* [Stated task]: Filter these entries so that only lines with the word "strand" remain.

* [Collection entries]:
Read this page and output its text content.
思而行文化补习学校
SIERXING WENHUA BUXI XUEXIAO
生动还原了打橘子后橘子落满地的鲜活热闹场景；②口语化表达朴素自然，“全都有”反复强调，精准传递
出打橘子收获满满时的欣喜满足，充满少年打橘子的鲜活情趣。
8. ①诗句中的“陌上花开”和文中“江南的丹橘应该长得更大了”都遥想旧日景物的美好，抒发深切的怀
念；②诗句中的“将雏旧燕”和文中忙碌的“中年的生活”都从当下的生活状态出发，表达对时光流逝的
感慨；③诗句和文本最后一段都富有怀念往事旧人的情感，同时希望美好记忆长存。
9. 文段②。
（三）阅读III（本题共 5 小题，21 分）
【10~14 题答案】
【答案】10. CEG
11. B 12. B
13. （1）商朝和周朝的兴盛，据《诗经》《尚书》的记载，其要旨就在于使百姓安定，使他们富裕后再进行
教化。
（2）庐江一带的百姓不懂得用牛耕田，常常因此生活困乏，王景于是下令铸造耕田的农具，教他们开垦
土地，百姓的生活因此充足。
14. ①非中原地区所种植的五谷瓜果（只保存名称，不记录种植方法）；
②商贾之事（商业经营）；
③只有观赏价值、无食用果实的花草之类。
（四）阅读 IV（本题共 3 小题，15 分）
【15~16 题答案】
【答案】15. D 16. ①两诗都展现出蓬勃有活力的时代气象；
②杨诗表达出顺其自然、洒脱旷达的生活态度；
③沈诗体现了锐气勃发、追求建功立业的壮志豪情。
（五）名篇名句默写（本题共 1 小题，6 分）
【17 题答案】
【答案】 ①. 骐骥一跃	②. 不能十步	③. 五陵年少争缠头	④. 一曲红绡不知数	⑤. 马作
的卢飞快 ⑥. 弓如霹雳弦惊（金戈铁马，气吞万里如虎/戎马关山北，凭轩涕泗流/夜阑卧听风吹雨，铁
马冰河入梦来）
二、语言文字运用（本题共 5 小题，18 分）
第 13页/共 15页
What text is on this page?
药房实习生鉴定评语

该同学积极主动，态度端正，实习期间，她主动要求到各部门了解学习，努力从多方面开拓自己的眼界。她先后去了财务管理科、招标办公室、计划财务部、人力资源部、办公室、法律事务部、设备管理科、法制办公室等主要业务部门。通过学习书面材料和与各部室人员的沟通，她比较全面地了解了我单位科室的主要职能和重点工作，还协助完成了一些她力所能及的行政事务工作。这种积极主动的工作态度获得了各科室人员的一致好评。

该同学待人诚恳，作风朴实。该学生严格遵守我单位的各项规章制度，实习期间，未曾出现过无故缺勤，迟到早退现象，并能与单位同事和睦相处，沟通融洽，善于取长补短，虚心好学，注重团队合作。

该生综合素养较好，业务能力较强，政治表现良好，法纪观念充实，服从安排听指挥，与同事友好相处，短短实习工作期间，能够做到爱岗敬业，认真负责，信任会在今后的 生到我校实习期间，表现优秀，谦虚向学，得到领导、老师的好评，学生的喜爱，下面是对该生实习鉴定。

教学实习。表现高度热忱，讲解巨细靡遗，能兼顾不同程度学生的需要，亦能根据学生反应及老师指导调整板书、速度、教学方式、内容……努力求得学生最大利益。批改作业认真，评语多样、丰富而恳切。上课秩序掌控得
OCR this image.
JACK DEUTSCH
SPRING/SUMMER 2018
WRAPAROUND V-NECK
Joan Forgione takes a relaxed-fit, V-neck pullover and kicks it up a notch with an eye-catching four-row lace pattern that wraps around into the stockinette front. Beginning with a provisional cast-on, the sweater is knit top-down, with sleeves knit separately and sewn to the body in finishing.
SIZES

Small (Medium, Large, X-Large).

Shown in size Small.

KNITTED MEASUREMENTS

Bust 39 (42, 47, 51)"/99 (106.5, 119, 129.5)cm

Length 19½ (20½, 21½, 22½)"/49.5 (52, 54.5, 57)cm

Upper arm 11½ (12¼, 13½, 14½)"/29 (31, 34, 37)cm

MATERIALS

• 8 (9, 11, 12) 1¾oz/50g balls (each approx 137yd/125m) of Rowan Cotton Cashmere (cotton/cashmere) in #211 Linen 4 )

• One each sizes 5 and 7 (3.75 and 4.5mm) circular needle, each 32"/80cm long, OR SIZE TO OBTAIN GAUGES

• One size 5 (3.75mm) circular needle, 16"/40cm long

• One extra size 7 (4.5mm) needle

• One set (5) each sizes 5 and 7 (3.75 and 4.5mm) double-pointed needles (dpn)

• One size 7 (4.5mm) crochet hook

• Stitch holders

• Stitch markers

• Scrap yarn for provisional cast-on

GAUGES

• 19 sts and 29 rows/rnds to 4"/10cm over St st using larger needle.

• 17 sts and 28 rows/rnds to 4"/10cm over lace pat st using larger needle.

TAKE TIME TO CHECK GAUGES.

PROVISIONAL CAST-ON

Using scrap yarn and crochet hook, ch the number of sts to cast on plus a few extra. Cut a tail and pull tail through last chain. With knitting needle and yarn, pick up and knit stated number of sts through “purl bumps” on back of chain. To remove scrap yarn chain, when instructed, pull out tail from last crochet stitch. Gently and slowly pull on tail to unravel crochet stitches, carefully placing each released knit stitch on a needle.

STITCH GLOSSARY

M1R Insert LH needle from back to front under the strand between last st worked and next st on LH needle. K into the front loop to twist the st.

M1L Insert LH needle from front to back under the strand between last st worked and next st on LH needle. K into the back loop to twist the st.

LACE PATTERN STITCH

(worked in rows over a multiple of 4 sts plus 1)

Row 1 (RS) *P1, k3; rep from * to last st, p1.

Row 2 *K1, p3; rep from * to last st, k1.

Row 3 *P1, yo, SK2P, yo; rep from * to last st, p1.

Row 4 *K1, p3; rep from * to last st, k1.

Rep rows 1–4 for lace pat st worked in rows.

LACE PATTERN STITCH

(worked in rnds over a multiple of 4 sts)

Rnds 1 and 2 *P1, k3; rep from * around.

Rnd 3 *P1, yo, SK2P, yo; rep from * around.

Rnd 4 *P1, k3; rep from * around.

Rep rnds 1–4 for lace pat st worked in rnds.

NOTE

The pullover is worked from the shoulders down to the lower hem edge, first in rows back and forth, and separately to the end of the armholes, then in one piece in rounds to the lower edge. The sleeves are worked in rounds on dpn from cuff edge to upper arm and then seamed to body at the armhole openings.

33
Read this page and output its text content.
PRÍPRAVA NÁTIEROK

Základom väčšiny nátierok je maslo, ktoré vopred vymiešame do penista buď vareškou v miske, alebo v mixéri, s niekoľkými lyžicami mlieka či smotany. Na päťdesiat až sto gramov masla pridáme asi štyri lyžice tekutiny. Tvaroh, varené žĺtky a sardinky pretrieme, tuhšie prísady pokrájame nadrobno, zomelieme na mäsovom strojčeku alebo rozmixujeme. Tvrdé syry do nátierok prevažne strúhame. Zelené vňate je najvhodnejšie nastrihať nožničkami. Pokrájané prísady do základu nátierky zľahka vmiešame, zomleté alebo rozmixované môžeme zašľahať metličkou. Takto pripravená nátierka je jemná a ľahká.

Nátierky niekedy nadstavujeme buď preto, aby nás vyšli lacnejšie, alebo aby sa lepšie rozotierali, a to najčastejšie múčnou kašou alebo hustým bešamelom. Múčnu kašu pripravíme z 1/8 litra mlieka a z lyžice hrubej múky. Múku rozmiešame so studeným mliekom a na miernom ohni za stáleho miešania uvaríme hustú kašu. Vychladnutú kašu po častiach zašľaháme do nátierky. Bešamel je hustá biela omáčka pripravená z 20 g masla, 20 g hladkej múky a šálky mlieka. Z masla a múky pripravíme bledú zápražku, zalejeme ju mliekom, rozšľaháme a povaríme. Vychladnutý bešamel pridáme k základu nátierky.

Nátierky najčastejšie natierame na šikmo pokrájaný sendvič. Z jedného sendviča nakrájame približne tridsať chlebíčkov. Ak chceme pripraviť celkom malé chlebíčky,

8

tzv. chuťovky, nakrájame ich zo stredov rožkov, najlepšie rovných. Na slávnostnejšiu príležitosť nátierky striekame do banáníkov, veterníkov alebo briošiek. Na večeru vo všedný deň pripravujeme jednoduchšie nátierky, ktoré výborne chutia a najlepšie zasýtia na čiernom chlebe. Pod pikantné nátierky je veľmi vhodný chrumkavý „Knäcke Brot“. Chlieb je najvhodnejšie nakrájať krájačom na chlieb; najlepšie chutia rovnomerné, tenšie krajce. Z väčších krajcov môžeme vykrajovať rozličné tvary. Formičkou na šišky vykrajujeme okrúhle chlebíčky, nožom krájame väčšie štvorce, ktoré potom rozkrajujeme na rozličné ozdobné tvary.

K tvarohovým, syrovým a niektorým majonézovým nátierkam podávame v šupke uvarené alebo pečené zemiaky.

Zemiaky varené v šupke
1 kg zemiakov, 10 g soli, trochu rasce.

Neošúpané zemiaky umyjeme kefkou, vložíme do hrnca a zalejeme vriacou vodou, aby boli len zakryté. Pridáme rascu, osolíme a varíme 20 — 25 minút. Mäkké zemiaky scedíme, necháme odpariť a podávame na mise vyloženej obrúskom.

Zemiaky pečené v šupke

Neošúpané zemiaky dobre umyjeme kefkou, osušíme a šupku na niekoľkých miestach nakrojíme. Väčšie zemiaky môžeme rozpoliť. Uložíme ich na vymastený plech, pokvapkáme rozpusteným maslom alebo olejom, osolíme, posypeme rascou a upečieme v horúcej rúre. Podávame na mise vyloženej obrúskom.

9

* [The reply]:
M1R Insert LH needle from back to front under the strand between last st worked and next st on LH needle. K into the front loop to twist the st.
M1L Insert LH needle from front to back under the strand between last st worked and next st on LH needle. K into the back loop to twist the st.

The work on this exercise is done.